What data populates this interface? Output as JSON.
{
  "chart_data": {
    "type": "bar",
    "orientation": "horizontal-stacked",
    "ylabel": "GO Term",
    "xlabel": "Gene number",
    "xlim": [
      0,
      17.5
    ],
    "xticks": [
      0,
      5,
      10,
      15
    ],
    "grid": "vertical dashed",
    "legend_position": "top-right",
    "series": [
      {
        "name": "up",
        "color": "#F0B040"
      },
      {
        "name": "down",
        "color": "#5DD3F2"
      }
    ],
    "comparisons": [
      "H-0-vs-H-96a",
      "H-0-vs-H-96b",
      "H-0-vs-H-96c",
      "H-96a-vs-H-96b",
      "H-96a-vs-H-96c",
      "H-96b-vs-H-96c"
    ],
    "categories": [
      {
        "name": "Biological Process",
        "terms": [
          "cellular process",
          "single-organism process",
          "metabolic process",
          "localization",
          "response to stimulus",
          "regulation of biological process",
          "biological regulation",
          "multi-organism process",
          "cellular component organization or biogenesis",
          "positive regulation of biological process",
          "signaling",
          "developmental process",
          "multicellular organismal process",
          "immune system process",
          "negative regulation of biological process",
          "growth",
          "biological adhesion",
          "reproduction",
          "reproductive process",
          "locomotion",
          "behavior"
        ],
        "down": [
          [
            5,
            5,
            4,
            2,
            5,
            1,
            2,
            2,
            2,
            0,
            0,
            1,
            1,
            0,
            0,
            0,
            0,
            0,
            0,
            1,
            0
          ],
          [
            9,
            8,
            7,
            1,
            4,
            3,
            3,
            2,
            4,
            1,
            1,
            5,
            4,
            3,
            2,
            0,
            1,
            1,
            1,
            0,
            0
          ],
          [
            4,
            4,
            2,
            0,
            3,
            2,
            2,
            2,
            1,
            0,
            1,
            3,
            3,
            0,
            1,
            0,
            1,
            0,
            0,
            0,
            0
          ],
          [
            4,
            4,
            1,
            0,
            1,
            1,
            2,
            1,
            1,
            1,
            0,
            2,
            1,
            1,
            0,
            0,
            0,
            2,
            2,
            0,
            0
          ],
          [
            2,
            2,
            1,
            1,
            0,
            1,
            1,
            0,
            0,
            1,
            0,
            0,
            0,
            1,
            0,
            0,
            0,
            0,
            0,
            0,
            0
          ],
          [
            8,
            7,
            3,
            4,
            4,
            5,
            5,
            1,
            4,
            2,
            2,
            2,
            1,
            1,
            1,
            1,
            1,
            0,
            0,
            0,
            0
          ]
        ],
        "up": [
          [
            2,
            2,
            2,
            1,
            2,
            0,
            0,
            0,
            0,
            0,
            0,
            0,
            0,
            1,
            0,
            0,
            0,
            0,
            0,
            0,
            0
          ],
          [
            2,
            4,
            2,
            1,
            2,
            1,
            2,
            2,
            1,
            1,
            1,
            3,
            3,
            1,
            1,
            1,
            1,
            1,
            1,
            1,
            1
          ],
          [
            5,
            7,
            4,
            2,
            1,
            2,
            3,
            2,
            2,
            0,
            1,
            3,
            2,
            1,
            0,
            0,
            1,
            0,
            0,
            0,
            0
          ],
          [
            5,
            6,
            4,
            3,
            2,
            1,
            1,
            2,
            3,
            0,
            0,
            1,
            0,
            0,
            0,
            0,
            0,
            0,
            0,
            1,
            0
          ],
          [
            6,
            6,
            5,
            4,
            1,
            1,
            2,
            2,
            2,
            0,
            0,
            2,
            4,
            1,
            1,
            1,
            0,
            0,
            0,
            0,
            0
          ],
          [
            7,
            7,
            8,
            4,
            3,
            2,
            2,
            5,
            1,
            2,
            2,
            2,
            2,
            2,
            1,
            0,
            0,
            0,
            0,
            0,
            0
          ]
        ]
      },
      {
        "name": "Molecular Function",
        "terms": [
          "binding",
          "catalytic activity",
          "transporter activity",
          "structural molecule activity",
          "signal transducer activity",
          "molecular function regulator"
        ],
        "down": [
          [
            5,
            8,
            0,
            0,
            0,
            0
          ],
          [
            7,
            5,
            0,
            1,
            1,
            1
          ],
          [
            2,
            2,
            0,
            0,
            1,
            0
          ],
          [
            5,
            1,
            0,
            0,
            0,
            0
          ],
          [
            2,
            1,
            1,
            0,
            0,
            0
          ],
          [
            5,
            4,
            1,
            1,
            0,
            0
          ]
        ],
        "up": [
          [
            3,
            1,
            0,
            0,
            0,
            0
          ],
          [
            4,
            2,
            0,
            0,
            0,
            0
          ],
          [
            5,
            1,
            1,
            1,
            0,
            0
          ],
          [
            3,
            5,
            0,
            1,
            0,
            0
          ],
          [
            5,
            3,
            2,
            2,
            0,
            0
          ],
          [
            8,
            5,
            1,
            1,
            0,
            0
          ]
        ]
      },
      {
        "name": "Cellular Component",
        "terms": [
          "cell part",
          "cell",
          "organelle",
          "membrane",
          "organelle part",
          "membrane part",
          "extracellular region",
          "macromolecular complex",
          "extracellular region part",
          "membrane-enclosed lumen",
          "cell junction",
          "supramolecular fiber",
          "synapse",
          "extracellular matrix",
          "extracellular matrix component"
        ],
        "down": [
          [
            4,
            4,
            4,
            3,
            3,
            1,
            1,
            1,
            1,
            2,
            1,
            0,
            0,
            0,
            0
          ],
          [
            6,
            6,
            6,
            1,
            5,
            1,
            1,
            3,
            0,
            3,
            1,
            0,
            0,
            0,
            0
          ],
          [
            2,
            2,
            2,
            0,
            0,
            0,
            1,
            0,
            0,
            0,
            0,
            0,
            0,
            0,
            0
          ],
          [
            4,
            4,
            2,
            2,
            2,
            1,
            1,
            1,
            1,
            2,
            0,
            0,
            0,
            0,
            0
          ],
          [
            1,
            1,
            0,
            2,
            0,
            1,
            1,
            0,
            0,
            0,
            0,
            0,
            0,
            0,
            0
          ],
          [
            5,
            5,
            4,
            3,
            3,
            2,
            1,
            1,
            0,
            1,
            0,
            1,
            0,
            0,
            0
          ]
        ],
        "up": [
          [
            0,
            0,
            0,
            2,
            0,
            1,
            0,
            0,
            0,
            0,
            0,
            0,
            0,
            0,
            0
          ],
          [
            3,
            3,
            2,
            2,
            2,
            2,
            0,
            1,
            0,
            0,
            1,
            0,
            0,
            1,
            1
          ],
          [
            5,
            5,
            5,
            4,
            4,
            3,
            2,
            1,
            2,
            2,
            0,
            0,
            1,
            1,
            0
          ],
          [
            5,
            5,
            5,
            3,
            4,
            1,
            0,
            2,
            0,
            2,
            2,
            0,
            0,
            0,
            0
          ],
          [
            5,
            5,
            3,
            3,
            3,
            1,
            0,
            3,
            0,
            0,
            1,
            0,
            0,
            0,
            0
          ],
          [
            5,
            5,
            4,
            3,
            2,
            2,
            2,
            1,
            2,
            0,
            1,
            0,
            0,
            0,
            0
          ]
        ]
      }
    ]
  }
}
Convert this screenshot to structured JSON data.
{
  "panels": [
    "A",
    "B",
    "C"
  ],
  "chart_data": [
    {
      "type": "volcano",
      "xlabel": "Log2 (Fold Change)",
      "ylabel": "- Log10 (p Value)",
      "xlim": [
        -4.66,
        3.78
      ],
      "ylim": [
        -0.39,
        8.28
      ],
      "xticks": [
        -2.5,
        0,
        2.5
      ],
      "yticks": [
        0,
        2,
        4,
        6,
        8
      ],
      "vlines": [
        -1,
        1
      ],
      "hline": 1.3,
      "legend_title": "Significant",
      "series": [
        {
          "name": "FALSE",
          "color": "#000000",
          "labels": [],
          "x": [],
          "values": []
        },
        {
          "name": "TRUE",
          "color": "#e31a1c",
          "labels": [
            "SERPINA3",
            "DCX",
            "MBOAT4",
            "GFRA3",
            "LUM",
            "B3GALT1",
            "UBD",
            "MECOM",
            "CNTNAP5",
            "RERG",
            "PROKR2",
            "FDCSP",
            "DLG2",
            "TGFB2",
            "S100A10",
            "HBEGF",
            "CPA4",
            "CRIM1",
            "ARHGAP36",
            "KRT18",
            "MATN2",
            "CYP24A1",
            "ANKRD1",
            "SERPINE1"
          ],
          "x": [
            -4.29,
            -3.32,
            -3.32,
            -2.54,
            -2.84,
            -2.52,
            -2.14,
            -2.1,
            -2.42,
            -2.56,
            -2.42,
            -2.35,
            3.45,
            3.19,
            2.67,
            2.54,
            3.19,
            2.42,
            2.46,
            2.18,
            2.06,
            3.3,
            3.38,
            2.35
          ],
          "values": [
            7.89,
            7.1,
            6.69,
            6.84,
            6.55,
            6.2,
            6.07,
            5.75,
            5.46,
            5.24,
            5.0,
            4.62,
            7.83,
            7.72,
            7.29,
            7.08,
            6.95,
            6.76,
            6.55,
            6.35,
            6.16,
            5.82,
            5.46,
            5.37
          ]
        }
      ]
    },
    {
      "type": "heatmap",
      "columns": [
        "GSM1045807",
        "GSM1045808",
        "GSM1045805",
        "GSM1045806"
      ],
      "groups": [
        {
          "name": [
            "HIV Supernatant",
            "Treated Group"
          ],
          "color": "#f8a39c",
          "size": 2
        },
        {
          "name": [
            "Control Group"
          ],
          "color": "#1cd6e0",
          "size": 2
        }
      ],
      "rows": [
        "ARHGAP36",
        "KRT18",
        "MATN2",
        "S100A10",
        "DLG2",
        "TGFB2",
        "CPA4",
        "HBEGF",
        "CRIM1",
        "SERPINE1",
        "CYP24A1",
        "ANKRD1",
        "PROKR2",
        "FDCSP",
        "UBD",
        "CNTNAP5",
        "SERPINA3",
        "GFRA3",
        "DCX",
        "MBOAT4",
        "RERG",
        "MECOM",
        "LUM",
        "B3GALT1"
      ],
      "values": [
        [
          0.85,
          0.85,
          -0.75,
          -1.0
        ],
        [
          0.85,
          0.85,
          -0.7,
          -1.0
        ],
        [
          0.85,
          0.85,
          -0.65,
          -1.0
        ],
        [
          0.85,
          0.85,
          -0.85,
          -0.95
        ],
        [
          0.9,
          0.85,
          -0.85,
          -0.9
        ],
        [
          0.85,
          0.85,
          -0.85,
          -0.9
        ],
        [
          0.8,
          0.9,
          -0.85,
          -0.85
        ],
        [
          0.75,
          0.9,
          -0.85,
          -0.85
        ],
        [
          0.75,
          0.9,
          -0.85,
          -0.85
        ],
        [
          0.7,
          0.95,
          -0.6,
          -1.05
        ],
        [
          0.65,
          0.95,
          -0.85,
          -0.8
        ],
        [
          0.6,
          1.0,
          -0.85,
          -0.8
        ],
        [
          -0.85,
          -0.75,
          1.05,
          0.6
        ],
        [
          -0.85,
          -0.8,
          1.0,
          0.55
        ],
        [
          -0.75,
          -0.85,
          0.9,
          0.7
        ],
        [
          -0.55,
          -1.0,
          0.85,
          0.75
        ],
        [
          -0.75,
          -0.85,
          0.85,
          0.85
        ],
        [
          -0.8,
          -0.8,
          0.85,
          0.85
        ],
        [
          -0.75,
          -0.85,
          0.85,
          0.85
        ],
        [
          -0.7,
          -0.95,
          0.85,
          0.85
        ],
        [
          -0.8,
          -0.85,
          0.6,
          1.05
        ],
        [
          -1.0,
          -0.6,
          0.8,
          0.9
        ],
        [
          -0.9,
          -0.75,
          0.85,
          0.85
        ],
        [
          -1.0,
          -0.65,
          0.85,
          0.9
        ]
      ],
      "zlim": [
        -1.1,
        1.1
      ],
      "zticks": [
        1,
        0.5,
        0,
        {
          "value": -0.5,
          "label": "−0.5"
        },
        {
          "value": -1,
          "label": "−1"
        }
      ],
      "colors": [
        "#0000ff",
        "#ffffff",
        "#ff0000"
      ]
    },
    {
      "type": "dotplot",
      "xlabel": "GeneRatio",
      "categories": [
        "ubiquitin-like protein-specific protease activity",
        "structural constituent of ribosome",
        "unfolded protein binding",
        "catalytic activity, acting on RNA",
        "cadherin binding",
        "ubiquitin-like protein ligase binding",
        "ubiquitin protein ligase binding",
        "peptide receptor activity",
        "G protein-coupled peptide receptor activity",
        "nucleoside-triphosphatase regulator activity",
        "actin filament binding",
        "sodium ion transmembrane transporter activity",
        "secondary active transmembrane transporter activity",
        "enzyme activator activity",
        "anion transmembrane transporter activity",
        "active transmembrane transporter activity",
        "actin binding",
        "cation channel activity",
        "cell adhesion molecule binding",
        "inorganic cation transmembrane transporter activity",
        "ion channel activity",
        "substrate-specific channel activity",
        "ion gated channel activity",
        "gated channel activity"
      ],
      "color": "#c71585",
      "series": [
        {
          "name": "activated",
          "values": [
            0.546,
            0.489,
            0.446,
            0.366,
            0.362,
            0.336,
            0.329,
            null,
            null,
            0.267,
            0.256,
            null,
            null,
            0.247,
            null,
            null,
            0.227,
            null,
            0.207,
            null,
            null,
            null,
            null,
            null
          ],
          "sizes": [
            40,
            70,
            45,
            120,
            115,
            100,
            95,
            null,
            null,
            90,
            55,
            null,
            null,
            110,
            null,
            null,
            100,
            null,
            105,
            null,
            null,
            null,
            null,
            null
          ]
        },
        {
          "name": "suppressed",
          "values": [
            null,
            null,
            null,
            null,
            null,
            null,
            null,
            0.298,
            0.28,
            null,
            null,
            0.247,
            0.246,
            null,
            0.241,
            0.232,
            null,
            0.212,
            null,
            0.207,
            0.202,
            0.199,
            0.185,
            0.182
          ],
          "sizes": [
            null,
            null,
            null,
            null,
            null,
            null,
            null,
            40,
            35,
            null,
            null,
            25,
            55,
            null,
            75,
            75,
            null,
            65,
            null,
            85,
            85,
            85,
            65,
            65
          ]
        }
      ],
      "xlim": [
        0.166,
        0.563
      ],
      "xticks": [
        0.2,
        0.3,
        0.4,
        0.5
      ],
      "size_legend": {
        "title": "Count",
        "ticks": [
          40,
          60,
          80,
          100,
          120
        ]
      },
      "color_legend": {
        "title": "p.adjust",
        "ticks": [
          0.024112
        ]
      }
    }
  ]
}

Your objective: Please copy each line of the records above that holds the word "protein".

Finished task:
        "ubiquitin-like protein-specific protease activity",
        "unfolded protein binding",
        "ubiquitin-like protein ligase binding",
        "ubiquitin protein ligase binding",
        "G protein-coupled peptide receptor activity",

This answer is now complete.